Return the number of lines that include the string "realidad", without any other text.

>>>>

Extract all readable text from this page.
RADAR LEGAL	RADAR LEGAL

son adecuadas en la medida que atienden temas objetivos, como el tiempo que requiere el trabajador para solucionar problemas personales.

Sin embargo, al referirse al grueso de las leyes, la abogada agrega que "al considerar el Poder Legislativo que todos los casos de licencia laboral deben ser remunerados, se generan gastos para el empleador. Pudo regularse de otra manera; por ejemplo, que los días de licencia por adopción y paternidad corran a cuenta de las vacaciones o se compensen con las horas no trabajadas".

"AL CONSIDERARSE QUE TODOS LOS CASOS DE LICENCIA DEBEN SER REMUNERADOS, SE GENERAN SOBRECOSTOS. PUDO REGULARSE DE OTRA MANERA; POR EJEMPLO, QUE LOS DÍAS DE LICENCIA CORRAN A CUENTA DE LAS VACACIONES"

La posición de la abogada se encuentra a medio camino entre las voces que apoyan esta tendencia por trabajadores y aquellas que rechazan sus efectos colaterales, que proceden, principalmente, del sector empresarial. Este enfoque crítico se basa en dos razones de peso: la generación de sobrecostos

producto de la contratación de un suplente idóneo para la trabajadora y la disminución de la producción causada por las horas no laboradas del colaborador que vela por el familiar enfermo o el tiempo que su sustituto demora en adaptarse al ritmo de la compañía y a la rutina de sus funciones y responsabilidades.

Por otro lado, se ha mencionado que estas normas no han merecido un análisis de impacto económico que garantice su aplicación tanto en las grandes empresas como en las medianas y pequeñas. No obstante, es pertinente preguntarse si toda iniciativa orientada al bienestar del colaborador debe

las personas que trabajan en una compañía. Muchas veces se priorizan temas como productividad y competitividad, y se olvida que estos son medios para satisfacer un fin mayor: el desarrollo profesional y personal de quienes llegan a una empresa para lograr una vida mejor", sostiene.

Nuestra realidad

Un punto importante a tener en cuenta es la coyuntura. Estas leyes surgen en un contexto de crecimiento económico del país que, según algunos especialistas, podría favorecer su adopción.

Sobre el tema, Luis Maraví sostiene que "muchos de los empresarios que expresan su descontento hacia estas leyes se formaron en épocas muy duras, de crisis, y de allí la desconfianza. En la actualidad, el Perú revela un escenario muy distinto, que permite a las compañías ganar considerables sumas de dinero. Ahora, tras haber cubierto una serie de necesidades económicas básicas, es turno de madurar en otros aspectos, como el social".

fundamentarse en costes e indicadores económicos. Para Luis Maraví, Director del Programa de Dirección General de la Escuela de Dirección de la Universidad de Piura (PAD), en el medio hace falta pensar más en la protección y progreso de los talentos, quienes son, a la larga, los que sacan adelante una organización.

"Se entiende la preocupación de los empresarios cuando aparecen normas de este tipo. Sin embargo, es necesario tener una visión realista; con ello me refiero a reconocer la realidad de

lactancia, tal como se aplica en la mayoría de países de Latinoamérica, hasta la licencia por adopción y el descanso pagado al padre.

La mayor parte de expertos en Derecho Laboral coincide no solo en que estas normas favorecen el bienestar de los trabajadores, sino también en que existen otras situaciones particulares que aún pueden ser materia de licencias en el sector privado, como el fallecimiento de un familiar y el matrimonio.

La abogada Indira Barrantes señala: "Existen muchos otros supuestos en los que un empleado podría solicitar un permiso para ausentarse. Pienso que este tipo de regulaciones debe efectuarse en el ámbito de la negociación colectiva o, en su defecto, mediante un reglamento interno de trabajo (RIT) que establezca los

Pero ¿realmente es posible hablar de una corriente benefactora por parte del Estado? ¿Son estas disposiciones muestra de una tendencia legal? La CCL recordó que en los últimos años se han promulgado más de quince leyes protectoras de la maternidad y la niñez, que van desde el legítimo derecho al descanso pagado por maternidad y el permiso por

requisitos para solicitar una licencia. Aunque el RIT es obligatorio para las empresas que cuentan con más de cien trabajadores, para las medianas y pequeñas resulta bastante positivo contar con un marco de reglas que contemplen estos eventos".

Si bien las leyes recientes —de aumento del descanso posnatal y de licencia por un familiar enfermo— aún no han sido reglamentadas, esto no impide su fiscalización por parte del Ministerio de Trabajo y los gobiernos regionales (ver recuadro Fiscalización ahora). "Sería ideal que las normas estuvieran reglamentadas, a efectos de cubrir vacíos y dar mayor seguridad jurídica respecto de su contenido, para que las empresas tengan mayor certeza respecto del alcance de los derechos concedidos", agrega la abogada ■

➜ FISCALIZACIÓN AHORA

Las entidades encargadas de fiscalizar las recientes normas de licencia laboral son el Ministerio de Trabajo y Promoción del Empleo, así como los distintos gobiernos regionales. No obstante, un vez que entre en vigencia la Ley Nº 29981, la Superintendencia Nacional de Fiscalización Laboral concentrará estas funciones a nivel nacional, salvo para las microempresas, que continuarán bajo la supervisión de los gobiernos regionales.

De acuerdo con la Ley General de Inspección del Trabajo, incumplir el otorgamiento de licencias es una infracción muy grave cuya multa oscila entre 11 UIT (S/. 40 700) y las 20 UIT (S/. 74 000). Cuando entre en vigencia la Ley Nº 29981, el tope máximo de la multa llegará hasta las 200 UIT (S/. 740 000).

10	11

<<<<
>>>>

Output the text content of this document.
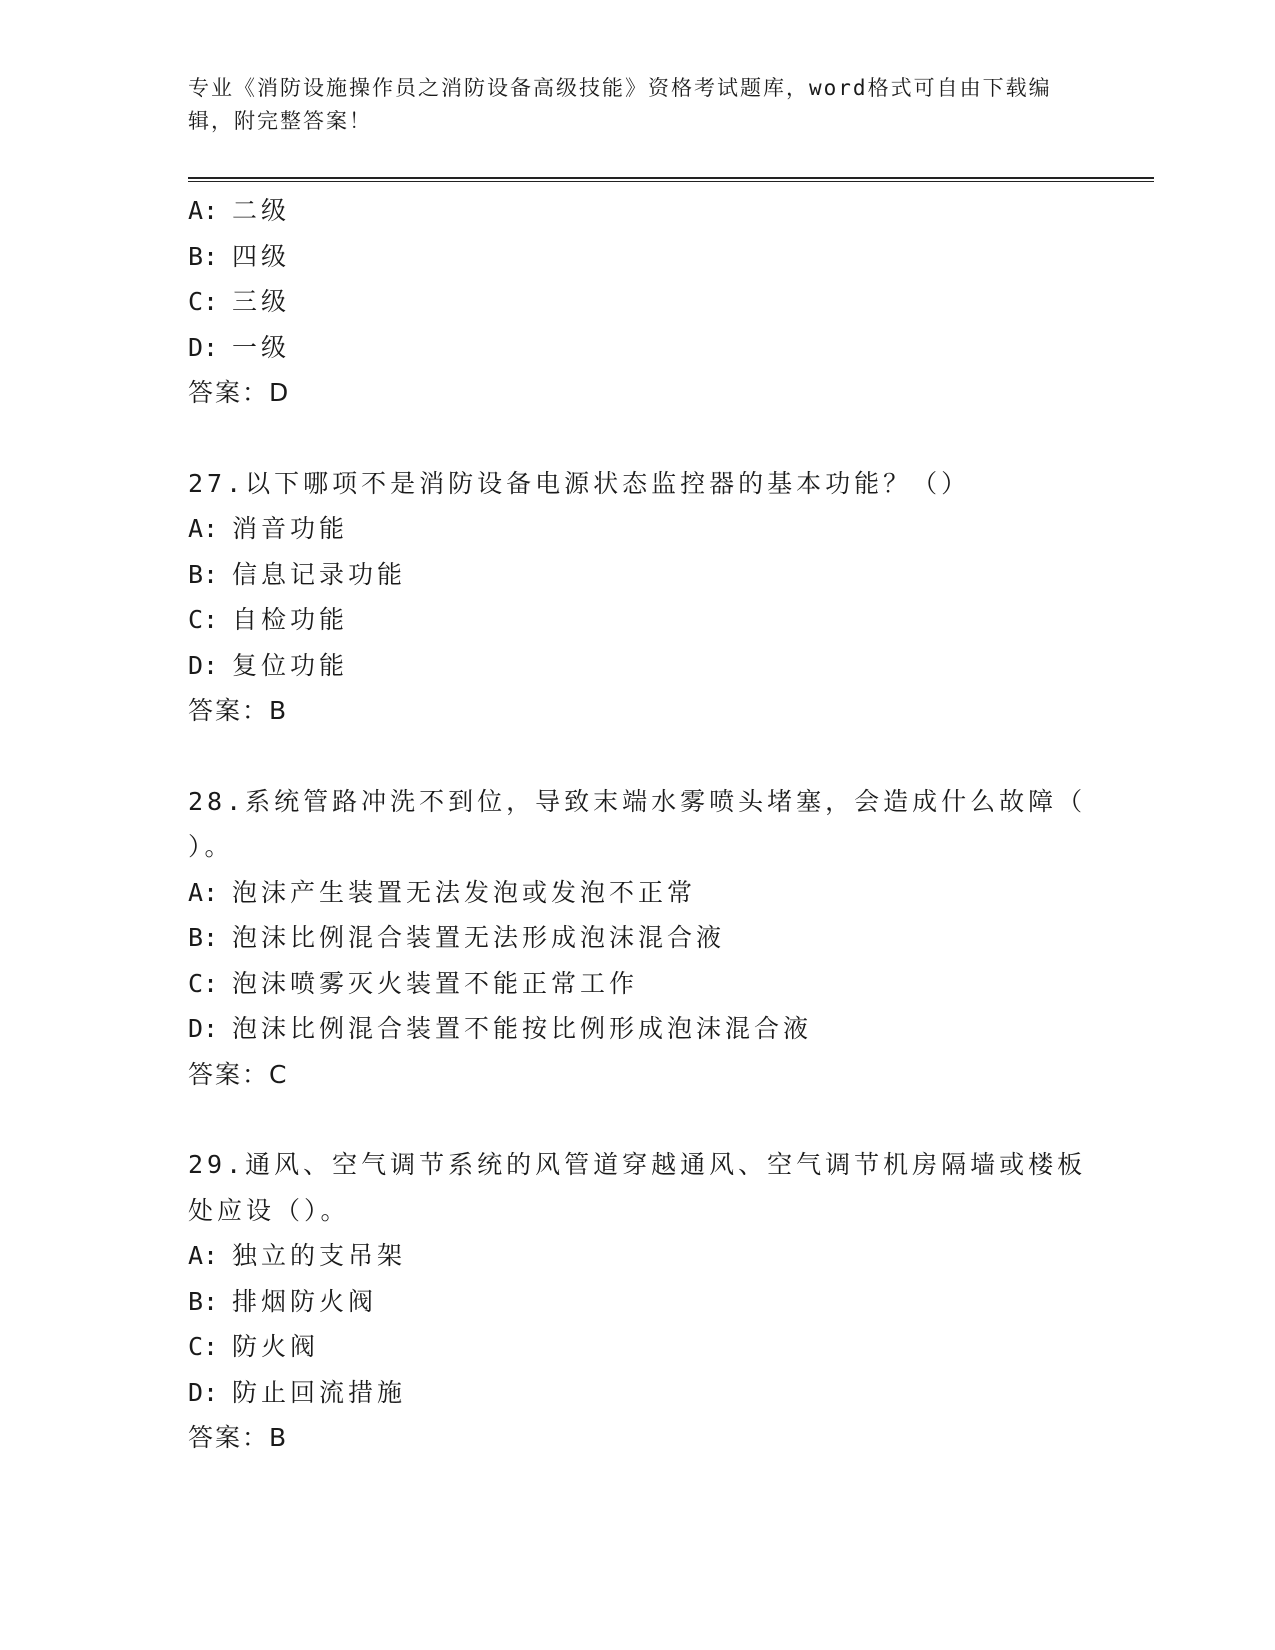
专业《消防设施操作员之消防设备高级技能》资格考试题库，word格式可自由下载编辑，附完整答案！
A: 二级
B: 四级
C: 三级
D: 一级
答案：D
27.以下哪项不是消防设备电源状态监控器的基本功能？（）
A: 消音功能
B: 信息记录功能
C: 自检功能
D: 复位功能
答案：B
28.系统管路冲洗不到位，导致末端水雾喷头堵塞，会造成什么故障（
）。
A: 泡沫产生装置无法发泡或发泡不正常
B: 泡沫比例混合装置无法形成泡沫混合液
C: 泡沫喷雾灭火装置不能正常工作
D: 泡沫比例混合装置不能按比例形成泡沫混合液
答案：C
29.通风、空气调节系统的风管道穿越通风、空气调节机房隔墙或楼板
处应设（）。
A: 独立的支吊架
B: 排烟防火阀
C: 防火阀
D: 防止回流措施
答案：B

<<<<

RESPONSE BELOW: 2